[Part of a data file]
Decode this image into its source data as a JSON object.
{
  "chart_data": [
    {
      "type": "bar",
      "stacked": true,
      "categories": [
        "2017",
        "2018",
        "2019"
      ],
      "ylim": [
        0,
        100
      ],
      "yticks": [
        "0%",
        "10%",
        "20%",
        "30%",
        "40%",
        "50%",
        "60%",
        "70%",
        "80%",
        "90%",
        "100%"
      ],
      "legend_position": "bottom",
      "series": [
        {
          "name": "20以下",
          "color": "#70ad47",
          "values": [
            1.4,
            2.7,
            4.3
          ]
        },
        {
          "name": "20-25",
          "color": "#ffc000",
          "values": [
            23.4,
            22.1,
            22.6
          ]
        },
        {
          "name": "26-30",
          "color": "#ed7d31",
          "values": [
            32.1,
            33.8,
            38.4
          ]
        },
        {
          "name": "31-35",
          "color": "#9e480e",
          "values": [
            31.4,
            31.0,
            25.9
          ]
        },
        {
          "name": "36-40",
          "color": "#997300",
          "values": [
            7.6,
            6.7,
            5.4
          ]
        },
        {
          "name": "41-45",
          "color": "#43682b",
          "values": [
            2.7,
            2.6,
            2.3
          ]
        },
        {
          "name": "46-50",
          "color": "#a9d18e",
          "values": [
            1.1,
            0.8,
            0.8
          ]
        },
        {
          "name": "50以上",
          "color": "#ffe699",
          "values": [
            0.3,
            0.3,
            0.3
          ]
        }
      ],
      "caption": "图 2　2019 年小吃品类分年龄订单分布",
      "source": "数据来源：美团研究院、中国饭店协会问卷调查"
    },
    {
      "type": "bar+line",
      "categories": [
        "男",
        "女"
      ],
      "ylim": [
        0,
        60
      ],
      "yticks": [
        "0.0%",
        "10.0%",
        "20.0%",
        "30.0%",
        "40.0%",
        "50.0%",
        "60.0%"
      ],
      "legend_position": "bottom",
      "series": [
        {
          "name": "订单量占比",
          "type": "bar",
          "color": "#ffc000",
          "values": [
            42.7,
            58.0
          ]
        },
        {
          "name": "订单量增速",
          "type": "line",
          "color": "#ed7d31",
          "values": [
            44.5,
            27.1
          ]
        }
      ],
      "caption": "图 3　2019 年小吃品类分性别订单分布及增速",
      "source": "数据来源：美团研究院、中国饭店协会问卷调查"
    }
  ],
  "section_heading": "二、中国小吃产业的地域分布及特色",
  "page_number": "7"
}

---

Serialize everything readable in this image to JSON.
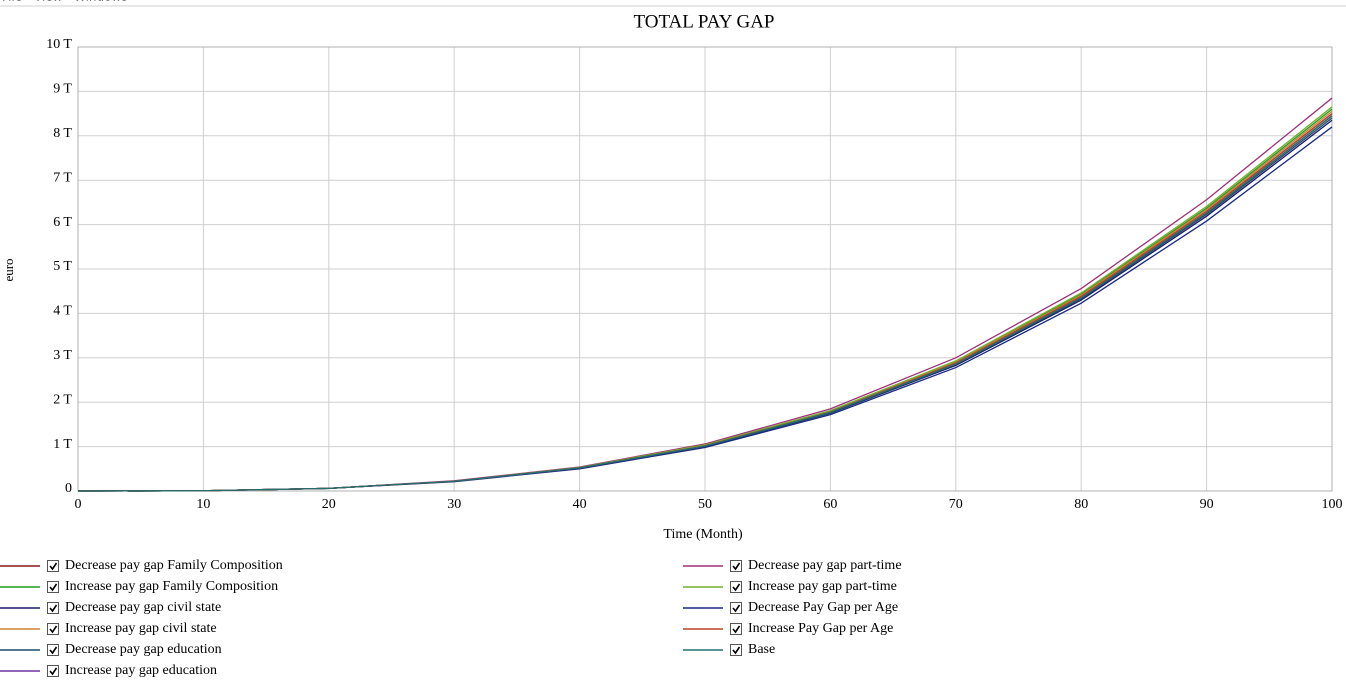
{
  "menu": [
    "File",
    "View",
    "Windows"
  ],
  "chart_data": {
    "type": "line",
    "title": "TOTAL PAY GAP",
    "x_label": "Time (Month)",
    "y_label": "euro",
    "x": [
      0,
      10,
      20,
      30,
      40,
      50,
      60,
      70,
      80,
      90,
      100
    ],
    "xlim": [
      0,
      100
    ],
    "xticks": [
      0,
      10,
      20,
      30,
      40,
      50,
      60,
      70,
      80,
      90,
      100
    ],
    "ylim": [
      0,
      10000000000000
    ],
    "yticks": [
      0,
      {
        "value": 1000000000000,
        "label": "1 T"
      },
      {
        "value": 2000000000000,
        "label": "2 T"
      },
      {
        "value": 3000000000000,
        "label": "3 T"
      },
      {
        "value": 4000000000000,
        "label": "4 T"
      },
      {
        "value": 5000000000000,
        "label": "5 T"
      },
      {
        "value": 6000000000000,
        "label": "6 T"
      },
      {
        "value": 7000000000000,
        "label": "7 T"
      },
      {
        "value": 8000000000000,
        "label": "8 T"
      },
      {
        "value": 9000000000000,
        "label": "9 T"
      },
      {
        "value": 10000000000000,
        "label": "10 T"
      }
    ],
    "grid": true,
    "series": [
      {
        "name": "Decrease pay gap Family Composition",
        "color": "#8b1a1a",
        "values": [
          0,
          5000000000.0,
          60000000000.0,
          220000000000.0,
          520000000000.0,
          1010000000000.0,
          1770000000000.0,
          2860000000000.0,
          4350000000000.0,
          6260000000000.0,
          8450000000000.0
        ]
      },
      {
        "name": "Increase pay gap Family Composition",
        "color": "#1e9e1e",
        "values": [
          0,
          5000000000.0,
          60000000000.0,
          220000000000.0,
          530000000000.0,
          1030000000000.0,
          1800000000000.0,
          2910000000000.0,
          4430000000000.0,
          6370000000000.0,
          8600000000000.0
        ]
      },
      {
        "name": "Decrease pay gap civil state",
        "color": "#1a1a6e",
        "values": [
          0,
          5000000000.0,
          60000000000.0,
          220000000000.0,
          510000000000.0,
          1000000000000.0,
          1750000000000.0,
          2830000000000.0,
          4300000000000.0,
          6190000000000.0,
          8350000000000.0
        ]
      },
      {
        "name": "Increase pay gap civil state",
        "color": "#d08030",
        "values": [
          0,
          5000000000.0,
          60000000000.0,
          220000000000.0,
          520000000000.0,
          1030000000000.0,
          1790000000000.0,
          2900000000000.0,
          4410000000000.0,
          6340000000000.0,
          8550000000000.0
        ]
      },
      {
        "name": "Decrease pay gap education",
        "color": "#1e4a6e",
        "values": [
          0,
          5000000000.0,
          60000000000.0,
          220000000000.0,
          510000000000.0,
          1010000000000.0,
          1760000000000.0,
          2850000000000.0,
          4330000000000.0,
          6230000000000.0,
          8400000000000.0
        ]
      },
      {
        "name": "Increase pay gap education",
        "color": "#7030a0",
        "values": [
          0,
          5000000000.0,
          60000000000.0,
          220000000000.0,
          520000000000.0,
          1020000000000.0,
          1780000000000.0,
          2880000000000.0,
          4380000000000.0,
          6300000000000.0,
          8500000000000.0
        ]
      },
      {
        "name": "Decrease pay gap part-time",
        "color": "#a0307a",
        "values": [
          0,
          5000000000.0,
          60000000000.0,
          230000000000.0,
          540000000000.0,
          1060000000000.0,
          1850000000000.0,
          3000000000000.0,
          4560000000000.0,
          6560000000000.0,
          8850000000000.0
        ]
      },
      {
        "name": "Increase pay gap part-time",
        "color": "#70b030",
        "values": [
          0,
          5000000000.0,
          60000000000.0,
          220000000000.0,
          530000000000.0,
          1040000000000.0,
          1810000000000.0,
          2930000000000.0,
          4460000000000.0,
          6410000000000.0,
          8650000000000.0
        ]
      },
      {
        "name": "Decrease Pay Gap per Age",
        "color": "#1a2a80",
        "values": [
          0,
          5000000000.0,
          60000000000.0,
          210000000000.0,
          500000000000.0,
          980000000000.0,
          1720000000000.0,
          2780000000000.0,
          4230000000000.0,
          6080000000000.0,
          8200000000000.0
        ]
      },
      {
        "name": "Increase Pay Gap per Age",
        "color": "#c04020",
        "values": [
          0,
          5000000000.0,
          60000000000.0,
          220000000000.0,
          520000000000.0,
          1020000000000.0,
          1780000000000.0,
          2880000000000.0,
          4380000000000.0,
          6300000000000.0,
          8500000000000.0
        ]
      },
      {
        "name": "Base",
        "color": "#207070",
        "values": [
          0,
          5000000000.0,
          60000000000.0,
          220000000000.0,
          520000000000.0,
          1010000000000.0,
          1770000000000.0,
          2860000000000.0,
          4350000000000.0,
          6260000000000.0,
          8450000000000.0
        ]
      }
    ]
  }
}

---

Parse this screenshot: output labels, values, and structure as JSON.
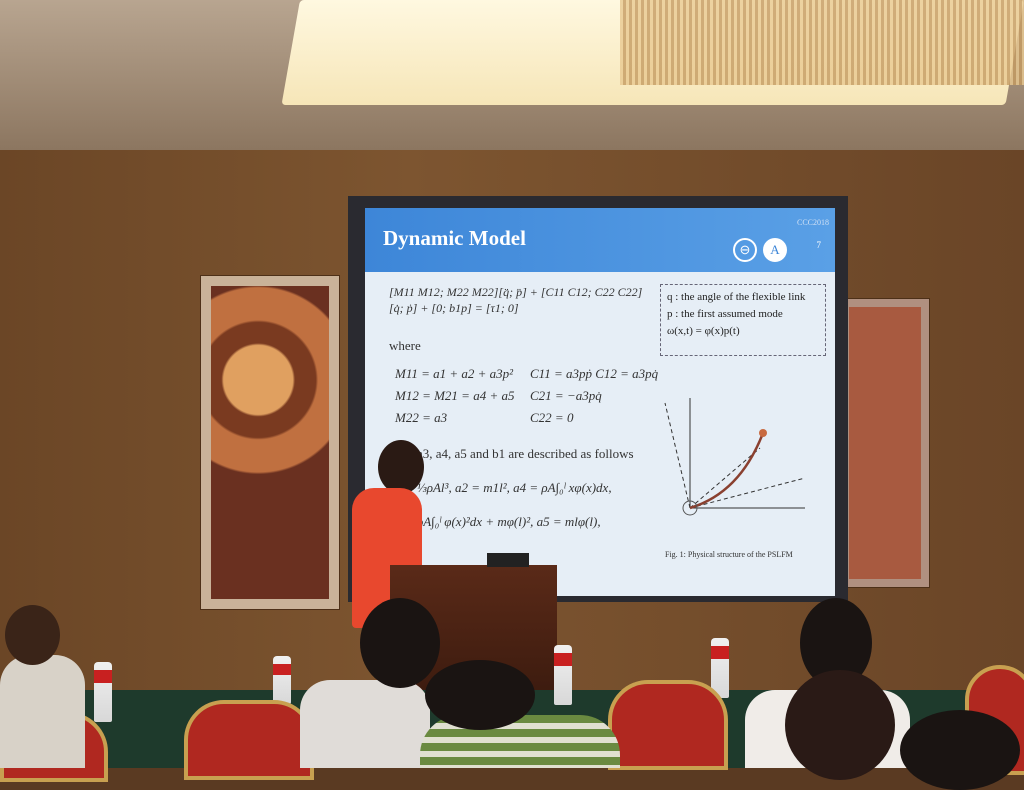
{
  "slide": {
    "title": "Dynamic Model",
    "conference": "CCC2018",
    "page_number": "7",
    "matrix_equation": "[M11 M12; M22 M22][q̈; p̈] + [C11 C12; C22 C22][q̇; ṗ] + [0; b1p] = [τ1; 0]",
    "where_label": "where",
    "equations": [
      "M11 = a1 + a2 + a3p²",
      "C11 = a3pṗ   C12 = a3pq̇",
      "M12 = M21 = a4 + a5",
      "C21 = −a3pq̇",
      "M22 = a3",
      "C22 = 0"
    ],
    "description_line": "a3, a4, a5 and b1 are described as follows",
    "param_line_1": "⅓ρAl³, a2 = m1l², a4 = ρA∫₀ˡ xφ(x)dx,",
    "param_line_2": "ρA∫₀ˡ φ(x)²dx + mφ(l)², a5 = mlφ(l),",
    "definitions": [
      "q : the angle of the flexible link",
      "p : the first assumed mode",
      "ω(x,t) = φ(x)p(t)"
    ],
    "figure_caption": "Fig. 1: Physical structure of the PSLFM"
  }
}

(EXERCISE PROMPT):
Scan the material above. Copy each line that holds the word "JSON".

(ANSWER TO THE EXERCISE):
Decode this image into its source data as a JSON object.
Serialize everything readable in this image to JSON.
Parse this screenshot: output labels, values, and structure as JSON.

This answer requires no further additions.